[Saved entries]

______

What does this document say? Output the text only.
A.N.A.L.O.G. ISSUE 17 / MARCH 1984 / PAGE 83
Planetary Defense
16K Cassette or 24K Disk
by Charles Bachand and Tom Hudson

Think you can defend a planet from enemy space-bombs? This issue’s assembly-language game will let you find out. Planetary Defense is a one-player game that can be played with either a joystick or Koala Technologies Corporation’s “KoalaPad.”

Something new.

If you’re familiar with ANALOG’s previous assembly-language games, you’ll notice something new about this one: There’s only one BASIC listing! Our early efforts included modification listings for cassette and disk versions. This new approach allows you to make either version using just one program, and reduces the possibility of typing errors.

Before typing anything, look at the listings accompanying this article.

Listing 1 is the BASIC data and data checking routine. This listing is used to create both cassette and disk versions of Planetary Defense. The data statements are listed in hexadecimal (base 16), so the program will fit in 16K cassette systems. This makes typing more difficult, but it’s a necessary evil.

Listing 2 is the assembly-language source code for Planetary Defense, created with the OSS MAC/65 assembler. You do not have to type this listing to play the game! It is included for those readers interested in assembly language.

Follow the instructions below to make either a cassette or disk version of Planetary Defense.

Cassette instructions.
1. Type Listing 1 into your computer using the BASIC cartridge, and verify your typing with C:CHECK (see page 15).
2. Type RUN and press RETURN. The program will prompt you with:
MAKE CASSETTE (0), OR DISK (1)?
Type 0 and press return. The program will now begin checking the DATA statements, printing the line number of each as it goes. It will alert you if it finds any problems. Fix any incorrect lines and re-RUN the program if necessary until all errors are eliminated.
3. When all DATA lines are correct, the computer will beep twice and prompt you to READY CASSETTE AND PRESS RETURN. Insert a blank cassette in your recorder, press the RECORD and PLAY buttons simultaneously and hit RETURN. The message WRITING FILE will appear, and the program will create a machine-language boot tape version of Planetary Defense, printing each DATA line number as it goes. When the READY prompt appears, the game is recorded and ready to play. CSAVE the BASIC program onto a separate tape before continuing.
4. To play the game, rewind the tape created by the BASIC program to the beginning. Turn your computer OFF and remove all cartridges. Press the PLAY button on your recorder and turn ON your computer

______

◆ PROBLEM ◆
Which lines hold the word "errors"? Return all of them from the records above.

◆ TASK ANSWER ◆
If you’re familiar with ANALOG’s previous assembly-language games, you’ll notice something new about this one: There’s only one BASIC listing! Our early efforts included modification listings for cassette and disk versions. This new approach allows you to make either version using just one program, and reduces the possibility of typing errors.
Type 0 and press return. The program will now begin checking the DATA statements, printing the line number of each as it goes. It will alert you if it finds any problems. Fix any incorrect lines and re-RUN the program if necessary until all errors are eliminated.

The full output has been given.